──────── TEXT PROVIDED

HUMAN RIGHTS TRIBUNAL OF ONTARIO
B E T W E E N:
Alicja Golon
Applicant
-and-
Addison Chevrolet Buick GMC Limited
Respondent
INTERIM decision
Adjudicator: Brian Cook
Indexed as: Golon v. Addison Chevrolet Buick GMC ______________________________________________________________________
1This Interim Decision addresses the issue of whether the Application should be deferred pending the outcome of a claim filed by the applicant under the Employment Standards Act, 2000, S.O. 2000, c.41 as amended (the "ESA claim").
2The Application alleges discrimination in employment on the grounds of sex and pregnancy. In its Response, the respondent asked that the Application be deferred until the ESA claim had been disposed of. The ESA claim alleges that the applicant's employment was terminated because she was pregnant, which is the same allegation that is set out in the Application.
3The applicant filed a Reply to the Response, but did not address the deferral issue. In her Application, she advised that she had made an ESA claim, but asked that the Tribunal not defer consideration of her Application.
4The respondent submits that the Application should be deferred to ensure that there are not two concurrent proceedings dealing with the same issues.
Deferral considerations
5The Tribunal has consistently found that the fact that an applicant has started a different process arising out of the same circumstances that gave rise to the Application is not in and of itself a reason to defer dealing with an Application.
6In Calabria v. DTZ Barnicke, 2008 HRTO 411, the Tribunal stated:
Deferral of an application ensures that proceedings dealing with the same issues do not run concurrently, thereby raising the possibility of inconsistent decisions on facts or law. Some of the factors that may be relevant in deciding whether to defer consideration of an application before the Tribunal are the subject matter of the other proceeding, the nature of the other proceeding, the types of remedies available in the other proceeding, and whether it would be fair overall to the parties to defer, having regard to the status of each proceeding and the steps that have been taken to pursue them.
7The extent to which the Employment Standards Officer may have the authority to deal with the alleged human rights issues is not clear. The ESA does not expressly incorporate the Code or give decision makers authority to resolve human rights issues. However, the Supreme Court of Canada has found that statutory tribunals that are empowered to decide questions of law are presumed to have the power to look beyond their enabling statutes in order to apply the Code to a matter properly in front of them (Tranchemontagne v. Ontario (Director, Disability Support Program), [2006] 1 S.C.R. 513, 2006 SCC 14). It is not clear if this applies to a decision of an Employment Standards Officer although it would clearly apply to the Ontario Labour Relations Board (OLRB) which hears appeals under the ESA from decisions of an Employment Standards Officer.

────────────────

- INSTRUCTION A: Present the listing from its first line through the line containing "leader-line: [780, 1292, 836, 1335]" as a Markdown table with the columns Row and Entry, numbering each row and leaving out blank lines.

──────── SUPPLIED INFORMATION

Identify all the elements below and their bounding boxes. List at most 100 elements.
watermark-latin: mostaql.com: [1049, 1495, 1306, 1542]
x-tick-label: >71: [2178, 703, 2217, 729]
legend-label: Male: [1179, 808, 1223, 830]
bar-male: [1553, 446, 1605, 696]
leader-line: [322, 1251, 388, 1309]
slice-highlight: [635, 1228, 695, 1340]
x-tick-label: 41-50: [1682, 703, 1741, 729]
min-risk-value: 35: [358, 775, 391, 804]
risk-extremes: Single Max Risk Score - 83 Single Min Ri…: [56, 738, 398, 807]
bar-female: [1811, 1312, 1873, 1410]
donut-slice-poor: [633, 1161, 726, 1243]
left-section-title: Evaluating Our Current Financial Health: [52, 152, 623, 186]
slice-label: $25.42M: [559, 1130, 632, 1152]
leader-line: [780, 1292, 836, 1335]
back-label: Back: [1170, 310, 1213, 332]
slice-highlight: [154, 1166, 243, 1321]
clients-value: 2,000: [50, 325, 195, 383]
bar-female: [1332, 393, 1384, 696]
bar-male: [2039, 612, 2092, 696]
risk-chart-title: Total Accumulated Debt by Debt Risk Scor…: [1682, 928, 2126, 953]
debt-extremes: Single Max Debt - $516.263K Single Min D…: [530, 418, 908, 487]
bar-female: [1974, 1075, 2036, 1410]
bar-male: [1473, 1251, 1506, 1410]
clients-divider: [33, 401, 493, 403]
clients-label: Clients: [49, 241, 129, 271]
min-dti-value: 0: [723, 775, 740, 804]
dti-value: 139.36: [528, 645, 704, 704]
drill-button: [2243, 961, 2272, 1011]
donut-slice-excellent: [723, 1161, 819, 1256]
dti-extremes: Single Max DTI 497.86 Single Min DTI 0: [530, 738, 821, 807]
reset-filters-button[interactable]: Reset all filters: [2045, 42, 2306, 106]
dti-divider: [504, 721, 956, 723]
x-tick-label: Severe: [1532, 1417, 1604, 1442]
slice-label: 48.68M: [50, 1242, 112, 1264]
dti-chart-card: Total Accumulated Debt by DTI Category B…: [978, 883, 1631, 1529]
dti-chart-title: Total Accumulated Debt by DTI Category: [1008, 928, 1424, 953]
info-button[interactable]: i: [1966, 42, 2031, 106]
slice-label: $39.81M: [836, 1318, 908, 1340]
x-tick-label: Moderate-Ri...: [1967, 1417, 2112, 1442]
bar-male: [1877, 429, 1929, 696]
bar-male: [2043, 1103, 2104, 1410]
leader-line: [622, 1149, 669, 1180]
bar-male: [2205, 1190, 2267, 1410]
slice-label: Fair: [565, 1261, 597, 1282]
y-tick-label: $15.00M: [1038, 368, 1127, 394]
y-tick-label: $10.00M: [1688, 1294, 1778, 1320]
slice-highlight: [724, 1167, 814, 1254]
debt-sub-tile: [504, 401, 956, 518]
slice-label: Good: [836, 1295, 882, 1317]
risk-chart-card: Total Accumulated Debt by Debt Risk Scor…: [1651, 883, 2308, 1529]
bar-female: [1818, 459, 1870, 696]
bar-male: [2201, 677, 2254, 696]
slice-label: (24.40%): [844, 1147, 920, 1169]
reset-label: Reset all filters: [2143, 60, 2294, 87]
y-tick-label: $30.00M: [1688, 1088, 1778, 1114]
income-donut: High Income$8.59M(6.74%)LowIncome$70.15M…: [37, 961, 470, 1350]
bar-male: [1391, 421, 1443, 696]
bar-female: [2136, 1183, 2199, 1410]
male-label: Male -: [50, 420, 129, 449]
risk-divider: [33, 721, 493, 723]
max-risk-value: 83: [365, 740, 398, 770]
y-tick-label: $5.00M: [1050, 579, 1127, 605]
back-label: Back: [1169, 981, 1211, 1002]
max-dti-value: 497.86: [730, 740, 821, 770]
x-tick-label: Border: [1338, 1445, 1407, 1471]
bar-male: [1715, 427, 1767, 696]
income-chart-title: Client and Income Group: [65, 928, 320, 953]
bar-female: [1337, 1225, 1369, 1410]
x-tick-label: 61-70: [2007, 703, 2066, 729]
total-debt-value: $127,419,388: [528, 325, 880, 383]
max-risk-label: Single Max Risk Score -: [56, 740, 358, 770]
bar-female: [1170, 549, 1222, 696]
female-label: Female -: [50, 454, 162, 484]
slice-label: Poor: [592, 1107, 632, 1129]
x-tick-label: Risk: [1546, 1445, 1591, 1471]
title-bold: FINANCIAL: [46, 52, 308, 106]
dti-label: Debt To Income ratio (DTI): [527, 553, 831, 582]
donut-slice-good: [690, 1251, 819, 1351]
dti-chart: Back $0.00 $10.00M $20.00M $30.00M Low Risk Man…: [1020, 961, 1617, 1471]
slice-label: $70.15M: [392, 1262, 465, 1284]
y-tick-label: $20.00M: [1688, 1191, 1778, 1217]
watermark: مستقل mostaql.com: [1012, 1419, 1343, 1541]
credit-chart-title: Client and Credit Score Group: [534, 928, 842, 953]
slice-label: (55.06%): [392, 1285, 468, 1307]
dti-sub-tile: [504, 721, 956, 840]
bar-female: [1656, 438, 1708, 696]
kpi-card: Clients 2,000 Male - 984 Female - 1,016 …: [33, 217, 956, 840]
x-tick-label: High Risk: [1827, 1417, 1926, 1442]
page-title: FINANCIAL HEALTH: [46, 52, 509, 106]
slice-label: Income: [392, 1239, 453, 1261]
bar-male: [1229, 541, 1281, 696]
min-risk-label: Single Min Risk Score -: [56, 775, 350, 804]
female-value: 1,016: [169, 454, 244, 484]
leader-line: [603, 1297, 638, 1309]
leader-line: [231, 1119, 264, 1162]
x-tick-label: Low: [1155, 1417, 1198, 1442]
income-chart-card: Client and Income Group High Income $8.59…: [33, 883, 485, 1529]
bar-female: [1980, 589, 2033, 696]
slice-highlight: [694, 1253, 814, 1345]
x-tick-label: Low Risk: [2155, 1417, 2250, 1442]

────────────────

- INSTRUCTION B: Repeat word for word the stretch of the tribunal decision from "6In Calabria v." through "to pursue them.".

- TASK SOLUTION A:
| Row | Entry |
|---|---|
| 1 | Identify all the elements below and their bounding boxes. List at most 100 elements. |
| 2 | watermark-latin: mostaql.com: [1049, 1495, 1306, 1542] |
| 3 | x-tick-label: >71: [2178, 703, 2217, 729] |
| 4 | legend-label: Male: [1179, 808, 1223, 830] |
| 5 | bar-male: [1553, 446, 1605, 696] |
| 6 | leader-line: [322, 1251, 388, 1309] |
| 7 | slice-highlight: [635, 1228, 695, 1340] |
| 8 | x-tick-label: 41-50: [1682, 703, 1741, 729] |
| 9 | min-risk-value: 35: [358, 775, 391, 804] |
| 10 | risk-extremes: Single Max Risk Score - 83 Single Min Ri…: [56, 738, 398, 807] |
| 11 | bar-female: [1811, 1312, 1873, 1410] |
| 12 | donut-slice-poor: [633, 1161, 726, 1243] |
| 13 | left-section-title: Evaluating Our Current Financial Health: [52, 152, 623, 186] |
| 14 | slice-label: $25.42M: [559, 1130, 632, 1152] |
| 15 | leader-line: [780, 1292, 836, 1335] |

- TASK SOLUTION B:
6In Calabria v. DTZ Barnicke, 2008 HRTO 411, the Tribunal stated:
Deferral of an application ensures that proceedings dealing with the same issues do not run concurrently, thereby raising the possibility of inconsistent decisions on facts or law. Some of the factors that may be relevant in deciding whether to defer consideration of an application before the Tribunal are the subject matter of the other proceeding, the nature of the other proceeding, the types of remedies available in the other proceeding, and whether it would be fair overall to the parties to defer, having regard to the status of each proceeding and the steps that have been taken to pursue them.